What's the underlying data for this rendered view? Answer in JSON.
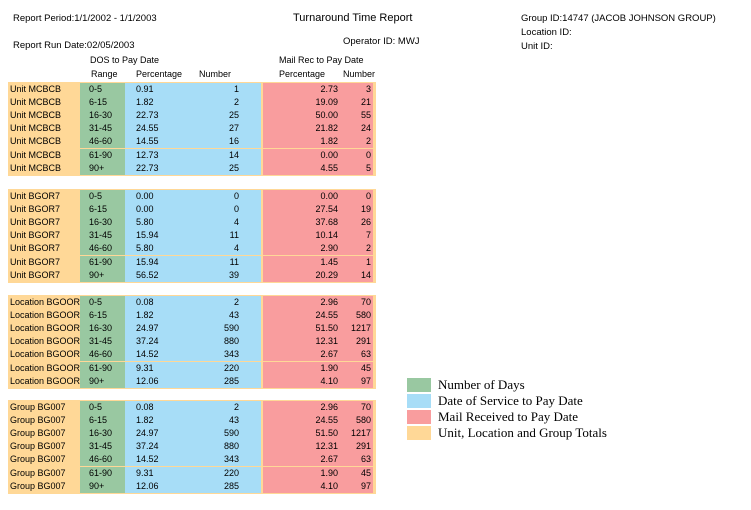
{
  "header": {
    "report_period": "Report Period:1/1/2002 - 1/1/2003",
    "title": "Turnaround Time Report",
    "group_id": "Group ID:14747  (JACOB  JOHNSON  GROUP)",
    "location_id": "Location ID:",
    "unit_id": "Unit ID:",
    "run_date": "Report Run Date:02/05/2003",
    "operator_id": "Operator ID: MWJ"
  },
  "columns": {
    "dos_title": "DOS to Pay Date",
    "mail_title": "Mail Rec to Pay Date",
    "range": "Range",
    "percentage": "Percentage",
    "number": "Number",
    "mail_percentage": "Percentage",
    "mail_number": "Number"
  },
  "sections": [
    {
      "rows": [
        {
          "label": "Unit MCBCB",
          "range": "0-5",
          "dos_pct": "0.91",
          "dos_num": "1",
          "mail_pct": "2.73",
          "mail_num": "3"
        },
        {
          "label": "Unit MCBCB",
          "range": "6-15",
          "dos_pct": "1.82",
          "dos_num": "2",
          "mail_pct": "19.09",
          "mail_num": "21"
        },
        {
          "label": "Unit MCBCB",
          "range": "16-30",
          "dos_pct": "22.73",
          "dos_num": "25",
          "mail_pct": "50.00",
          "mail_num": "55"
        },
        {
          "label": "Unit MCBCB",
          "range": "31-45",
          "dos_pct": "24.55",
          "dos_num": "27",
          "mail_pct": "21.82",
          "mail_num": "24"
        },
        {
          "label": "Unit MCBCB",
          "range": "46-60",
          "dos_pct": "14.55",
          "dos_num": "16",
          "mail_pct": "1.82",
          "mail_num": "2"
        },
        {
          "label": "Unit MCBCB",
          "range": "61-90",
          "dos_pct": "12.73",
          "dos_num": "14",
          "mail_pct": "0.00",
          "mail_num": "0"
        },
        {
          "label": "Unit MCBCB",
          "range": "90+",
          "dos_pct": "22.73",
          "dos_num": "25",
          "mail_pct": "4.55",
          "mail_num": "5"
        }
      ]
    },
    {
      "rows": [
        {
          "label": "Unit BGOR7",
          "range": "0-5",
          "dos_pct": "0.00",
          "dos_num": "0",
          "mail_pct": "0.00",
          "mail_num": "0"
        },
        {
          "label": "Unit BGOR7",
          "range": "6-15",
          "dos_pct": "0.00",
          "dos_num": "0",
          "mail_pct": "27.54",
          "mail_num": "19"
        },
        {
          "label": "Unit BGOR7",
          "range": "16-30",
          "dos_pct": "5.80",
          "dos_num": "4",
          "mail_pct": "37.68",
          "mail_num": "26"
        },
        {
          "label": "Unit BGOR7",
          "range": "31-45",
          "dos_pct": "15.94",
          "dos_num": "11",
          "mail_pct": "10.14",
          "mail_num": "7"
        },
        {
          "label": "Unit BGOR7",
          "range": "46-60",
          "dos_pct": "5.80",
          "dos_num": "4",
          "mail_pct": "2.90",
          "mail_num": "2"
        },
        {
          "label": "Unit BGOR7",
          "range": "61-90",
          "dos_pct": "15.94",
          "dos_num": "11",
          "mail_pct": "1.45",
          "mail_num": "1"
        },
        {
          "label": "Unit BGOR7",
          "range": "90+",
          "dos_pct": "56.52",
          "dos_num": "39",
          "mail_pct": "20.29",
          "mail_num": "14"
        }
      ]
    },
    {
      "rows": [
        {
          "label": "Location BGOOR",
          "range": "0-5",
          "dos_pct": "0.08",
          "dos_num": "2",
          "mail_pct": "2.96",
          "mail_num": "70"
        },
        {
          "label": "Location BGOOR",
          "range": "6-15",
          "dos_pct": "1.82",
          "dos_num": "43",
          "mail_pct": "24.55",
          "mail_num": "580"
        },
        {
          "label": "Location BGOOR",
          "range": "16-30",
          "dos_pct": "24.97",
          "dos_num": "590",
          "mail_pct": "51.50",
          "mail_num": "1217"
        },
        {
          "label": "Location BGOOR",
          "range": "31-45",
          "dos_pct": "37.24",
          "dos_num": "880",
          "mail_pct": "12.31",
          "mail_num": "291"
        },
        {
          "label": "Location BGOOR",
          "range": "46-60",
          "dos_pct": "14.52",
          "dos_num": "343",
          "mail_pct": "2.67",
          "mail_num": "63"
        },
        {
          "label": "Location BGOOR",
          "range": "61-90",
          "dos_pct": "9.31",
          "dos_num": "220",
          "mail_pct": "1.90",
          "mail_num": "45"
        },
        {
          "label": "Location BGOOR",
          "range": "90+",
          "dos_pct": "12.06",
          "dos_num": "285",
          "mail_pct": "4.10",
          "mail_num": "97"
        }
      ]
    },
    {
      "rows": [
        {
          "label": "Group BG007",
          "range": "0-5",
          "dos_pct": "0.08",
          "dos_num": "2",
          "mail_pct": "2.96",
          "mail_num": "70"
        },
        {
          "label": "Group BG007",
          "range": "6-15",
          "dos_pct": "1.82",
          "dos_num": "43",
          "mail_pct": "24.55",
          "mail_num": "580"
        },
        {
          "label": "Group BG007",
          "range": "16-30",
          "dos_pct": "24.97",
          "dos_num": "590",
          "mail_pct": "51.50",
          "mail_num": "1217"
        },
        {
          "label": "Group BG007",
          "range": "31-45",
          "dos_pct": "37.24",
          "dos_num": "880",
          "mail_pct": "12.31",
          "mail_num": "291"
        },
        {
          "label": "Group BG007",
          "range": "46-60",
          "dos_pct": "14.52",
          "dos_num": "343",
          "mail_pct": "2.67",
          "mail_num": "63"
        },
        {
          "label": "Group BG007",
          "range": "61-90",
          "dos_pct": "9.31",
          "dos_num": "220",
          "mail_pct": "1.90",
          "mail_num": "45"
        },
        {
          "label": "Group BG007",
          "range": "90+",
          "dos_pct": "12.06",
          "dos_num": "285",
          "mail_pct": "4.10",
          "mail_num": "97"
        }
      ]
    }
  ],
  "legend": [
    {
      "label": "Number of Days",
      "color": "#99c8a1"
    },
    {
      "label": "Date of Service to Pay Date",
      "color": "#a7ddf7"
    },
    {
      "label": "Mail Received to Pay Date",
      "color": "#f99d9e"
    },
    {
      "label": "Unit, Location and Group Totals",
      "color": "#ffd897"
    }
  ],
  "colors": {
    "days": "#99c8a1",
    "dos": "#a7ddf7",
    "mail": "#f99d9e",
    "totals": "#ffd897"
  }
}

▶ Exercise objective
What comes back should match the records exactly, minus any pictures.

▶ Expected output
What's the underlying data for this rendered view? Answer in JSON.
{
  "header": {
    "report_period": "Report Period:1/1/2002 - 1/1/2003",
    "title": "Turnaround Time Report",
    "group_id": "Group ID:14747  (JACOB  JOHNSON  GROUP)",
    "location_id": "Location ID:",
    "unit_id": "Unit ID:",
    "run_date": "Report Run Date:02/05/2003",
    "operator_id": "Operator ID: MWJ"
  },
  "columns": {
    "dos_title": "DOS to Pay Date",
    "mail_title": "Mail Rec to Pay Date",
    "range": "Range",
    "percentage": "Percentage",
    "number": "Number",
    "mail_percentage": "Percentage",
    "mail_number": "Number"
  },
  "sections": [
    {
      "rows": [
        {
          "label": "Unit MCBCB",
          "range": "0-5",
          "dos_pct": "0.91",
          "dos_num": "1",
          "mail_pct": "2.73",
          "mail_num": "3"
        },
        {
          "label": "Unit MCBCB",
          "range": "6-15",
          "dos_pct": "1.82",
          "dos_num": "2",
          "mail_pct": "19.09",
          "mail_num": "21"
        },
        {
          "label": "Unit MCBCB",
          "range": "16-30",
          "dos_pct": "22.73",
          "dos_num": "25",
          "mail_pct": "50.00",
          "mail_num": "55"
        },
        {
          "label": "Unit MCBCB",
          "range": "31-45",
          "dos_pct": "24.55",
          "dos_num": "27",
          "mail_pct": "21.82",
          "mail_num": "24"
        },
        {
          "label": "Unit MCBCB",
          "range": "46-60",
          "dos_pct": "14.55",
          "dos_num": "16",
          "mail_pct": "1.82",
          "mail_num": "2"
        },
        {
          "label": "Unit MCBCB",
          "range": "61-90",
          "dos_pct": "12.73",
          "dos_num": "14",
          "mail_pct": "0.00",
          "mail_num": "0"
        },
        {
          "label": "Unit MCBCB",
          "range": "90+",
          "dos_pct": "22.73",
          "dos_num": "25",
          "mail_pct": "4.55",
          "mail_num": "5"
        }
      ]
    },
    {
      "rows": [
        {
          "label": "Unit BGOR7",
          "range": "0-5",
          "dos_pct": "0.00",
          "dos_num": "0",
          "mail_pct": "0.00",
          "mail_num": "0"
        },
        {
          "label": "Unit BGOR7",
          "range": "6-15",
          "dos_pct": "0.00",
          "dos_num": "0",
          "mail_pct": "27.54",
          "mail_num": "19"
        },
        {
          "label": "Unit BGOR7",
          "range": "16-30",
          "dos_pct": "5.80",
          "dos_num": "4",
          "mail_pct": "37.68",
          "mail_num": "26"
        },
        {
          "label": "Unit BGOR7",
          "range": "31-45",
          "dos_pct": "15.94",
          "dos_num": "11",
          "mail_pct": "10.14",
          "mail_num": "7"
        },
        {
          "label": "Unit BGOR7",
          "range": "46-60",
          "dos_pct": "5.80",
          "dos_num": "4",
          "mail_pct": "2.90",
          "mail_num": "2"
        },
        {
          "label": "Unit BGOR7",
          "range": "61-90",
          "dos_pct": "15.94",
          "dos_num": "11",
          "mail_pct": "1.45",
          "mail_num": "1"
        },
        {
          "label": "Unit BGOR7",
          "range": "90+",
          "dos_pct": "56.52",
          "dos_num": "39",
          "mail_pct": "20.29",
          "mail_num": "14"
        }
      ]
    },
    {
      "rows": [
        {
          "label": "Location BGOOR",
          "range": "0-5",
          "dos_pct": "0.08",
          "dos_num": "2",
          "mail_pct": "2.96",
          "mail_num": "70"
        },
        {
          "label": "Location BGOOR",
          "range": "6-15",
          "dos_pct": "1.82",
          "dos_num": "43",
          "mail_pct": "24.55",
          "mail_num": "580"
        },
        {
          "label": "Location BGOOR",
          "range": "16-30",
          "dos_pct": "24.97",
          "dos_num": "590",
          "mail_pct": "51.50",
          "mail_num": "1217"
        },
        {
          "label": "Location BGOOR",
          "range": "31-45",
          "dos_pct": "37.24",
          "dos_num": "880",
          "mail_pct": "12.31",
          "mail_num": "291"
        },
        {
          "label": "Location BGOOR",
          "range": "46-60",
          "dos_pct": "14.52",
          "dos_num": "343",
          "mail_pct": "2.67",
          "mail_num": "63"
        },
        {
          "label": "Location BGOOR",
          "range": "61-90",
          "dos_pct": "9.31",
          "dos_num": "220",
          "mail_pct": "1.90",
          "mail_num": "45"
        },
        {
          "label": "Location BGOOR",
          "range": "90+",
          "dos_pct": "12.06",
          "dos_num": "285",
          "mail_pct": "4.10",
          "mail_num": "97"
        }
      ]
    },
    {
      "rows": [
        {
          "label": "Group BG007",
          "range": "0-5",
          "dos_pct": "0.08",
          "dos_num": "2",
          "mail_pct": "2.96",
          "mail_num": "70"
        },
        {
          "label": "Group BG007",
          "range": "6-15",
          "dos_pct": "1.82",
          "dos_num": "43",
          "mail_pct": "24.55",
          "mail_num": "580"
        },
        {
          "label": "Group BG007",
          "range": "16-30",
          "dos_pct": "24.97",
          "dos_num": "590",
          "mail_pct": "51.50",
          "mail_num": "1217"
        },
        {
          "label": "Group BG007",
          "range": "31-45",
          "dos_pct": "37.24",
          "dos_num": "880",
          "mail_pct": "12.31",
          "mail_num": "291"
        },
        {
          "label": "Group BG007",
          "range": "46-60",
          "dos_pct": "14.52",
          "dos_num": "343",
          "mail_pct": "2.67",
          "mail_num": "63"
        },
        {
          "label": "Group BG007",
          "range": "61-90",
          "dos_pct": "9.31",
          "dos_num": "220",
          "mail_pct": "1.90",
          "mail_num": "45"
        },
        {
          "label": "Group BG007",
          "range": "90+",
          "dos_pct": "12.06",
          "dos_num": "285",
          "mail_pct": "4.10",
          "mail_num": "97"
        }
      ]
    }
  ],
  "legend": [
    {
      "label": "Number of Days",
      "color": "#99c8a1"
    },
    {
      "label": "Date of Service to Pay Date",
      "color": "#a7ddf7"
    },
    {
      "label": "Mail Received to Pay Date",
      "color": "#f99d9e"
    },
    {
      "label": "Unit, Location and Group Totals",
      "color": "#ffd897"
    }
  ],
  "colors": {
    "days": "#99c8a1",
    "dos": "#a7ddf7",
    "mail": "#f99d9e",
    "totals": "#ffd897"
  }
}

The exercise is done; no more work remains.